_Exercise aim_
Which lines of the records contain "link"? Collect every one of them.

──────────

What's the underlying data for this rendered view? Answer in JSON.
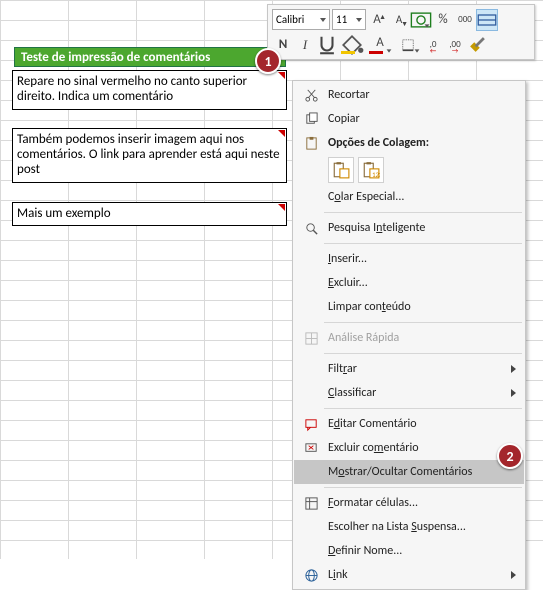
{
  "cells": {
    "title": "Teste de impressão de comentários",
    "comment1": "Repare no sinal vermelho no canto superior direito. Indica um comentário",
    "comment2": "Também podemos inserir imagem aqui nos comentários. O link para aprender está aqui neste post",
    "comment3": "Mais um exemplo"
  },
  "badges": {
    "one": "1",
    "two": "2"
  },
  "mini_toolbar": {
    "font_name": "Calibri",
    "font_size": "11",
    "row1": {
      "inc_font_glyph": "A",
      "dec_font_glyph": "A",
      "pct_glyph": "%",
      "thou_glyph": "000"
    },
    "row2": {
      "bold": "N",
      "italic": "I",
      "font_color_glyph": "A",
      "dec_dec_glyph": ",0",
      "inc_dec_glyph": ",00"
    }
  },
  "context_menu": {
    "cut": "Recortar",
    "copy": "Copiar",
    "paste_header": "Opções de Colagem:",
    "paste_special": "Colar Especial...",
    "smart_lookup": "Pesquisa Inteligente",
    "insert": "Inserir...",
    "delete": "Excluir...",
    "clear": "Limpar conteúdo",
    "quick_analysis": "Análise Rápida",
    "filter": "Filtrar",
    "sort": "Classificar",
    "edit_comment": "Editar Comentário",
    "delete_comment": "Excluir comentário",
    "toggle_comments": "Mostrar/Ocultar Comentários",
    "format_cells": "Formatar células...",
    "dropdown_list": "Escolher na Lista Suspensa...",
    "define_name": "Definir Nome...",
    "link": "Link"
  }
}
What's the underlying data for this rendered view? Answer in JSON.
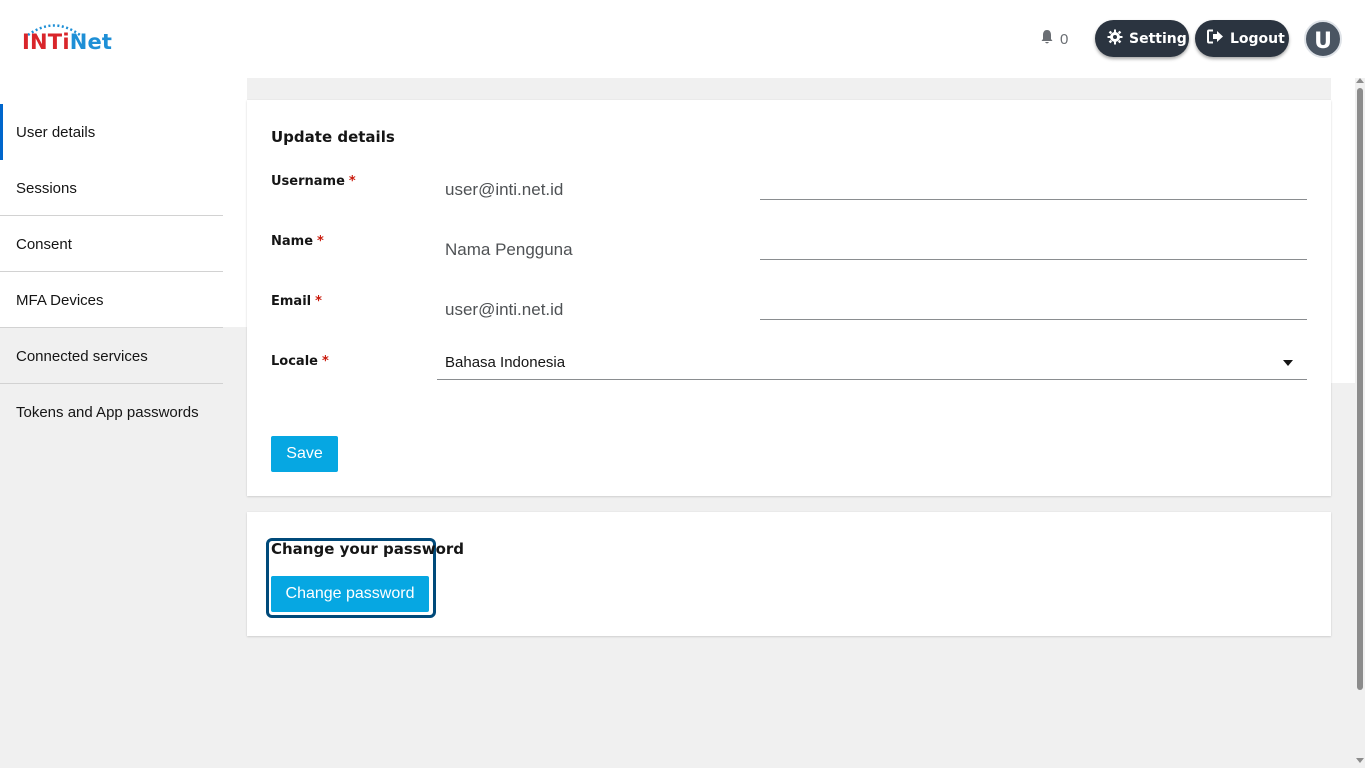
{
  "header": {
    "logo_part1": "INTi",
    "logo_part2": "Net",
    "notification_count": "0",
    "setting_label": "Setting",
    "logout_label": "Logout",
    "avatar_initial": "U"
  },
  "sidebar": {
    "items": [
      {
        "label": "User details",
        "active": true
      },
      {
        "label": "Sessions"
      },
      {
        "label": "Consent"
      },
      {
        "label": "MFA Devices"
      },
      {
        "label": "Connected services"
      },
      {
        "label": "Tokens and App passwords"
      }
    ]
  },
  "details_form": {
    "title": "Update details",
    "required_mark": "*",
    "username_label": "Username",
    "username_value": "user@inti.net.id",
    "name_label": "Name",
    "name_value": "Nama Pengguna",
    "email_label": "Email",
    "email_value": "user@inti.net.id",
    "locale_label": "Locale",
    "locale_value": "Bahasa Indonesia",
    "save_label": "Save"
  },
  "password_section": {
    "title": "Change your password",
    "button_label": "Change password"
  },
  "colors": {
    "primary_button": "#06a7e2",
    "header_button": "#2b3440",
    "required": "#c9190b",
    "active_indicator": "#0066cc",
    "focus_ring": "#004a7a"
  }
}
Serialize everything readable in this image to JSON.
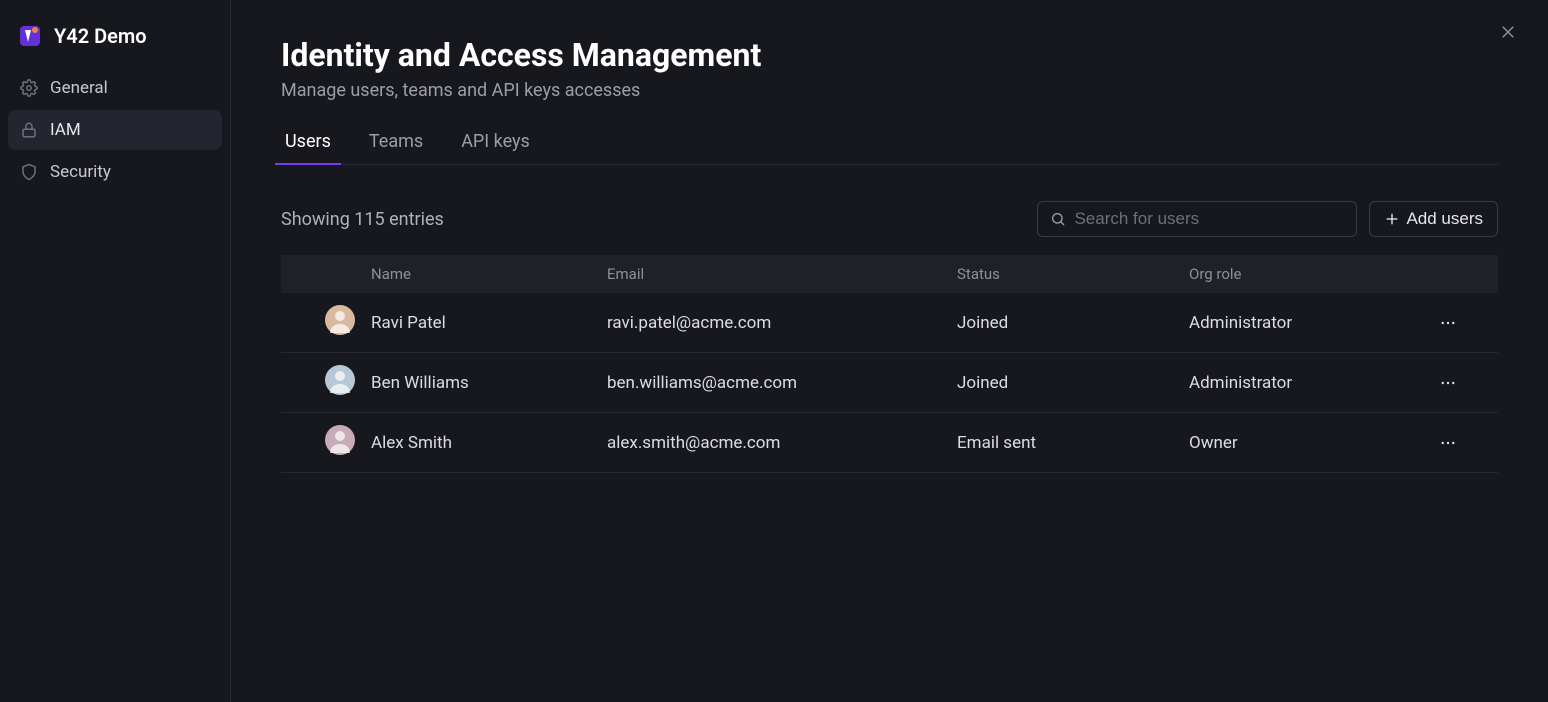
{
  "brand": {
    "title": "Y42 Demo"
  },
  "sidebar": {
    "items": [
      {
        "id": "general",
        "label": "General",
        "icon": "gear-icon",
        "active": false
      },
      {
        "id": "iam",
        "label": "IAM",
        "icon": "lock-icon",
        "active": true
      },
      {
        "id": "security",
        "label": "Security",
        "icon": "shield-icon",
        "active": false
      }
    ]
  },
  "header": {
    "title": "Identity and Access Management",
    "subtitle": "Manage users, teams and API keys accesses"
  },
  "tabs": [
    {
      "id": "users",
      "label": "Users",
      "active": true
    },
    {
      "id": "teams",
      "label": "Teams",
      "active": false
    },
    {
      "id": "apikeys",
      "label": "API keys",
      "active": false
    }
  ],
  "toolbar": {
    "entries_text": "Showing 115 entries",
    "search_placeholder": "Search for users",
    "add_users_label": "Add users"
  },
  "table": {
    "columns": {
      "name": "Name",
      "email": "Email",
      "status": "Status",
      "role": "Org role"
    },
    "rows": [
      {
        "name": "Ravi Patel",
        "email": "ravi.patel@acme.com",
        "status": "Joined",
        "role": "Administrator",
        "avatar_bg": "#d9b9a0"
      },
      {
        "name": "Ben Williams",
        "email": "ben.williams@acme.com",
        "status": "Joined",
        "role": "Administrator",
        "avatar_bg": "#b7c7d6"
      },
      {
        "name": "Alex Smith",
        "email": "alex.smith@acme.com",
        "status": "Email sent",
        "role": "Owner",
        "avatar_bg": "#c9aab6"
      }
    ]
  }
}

──────────

_Task result_
    "comment2": "Também podemos inserir imagem aqui nos comentários. O link para aprender está aqui neste post",
    "link": "Link"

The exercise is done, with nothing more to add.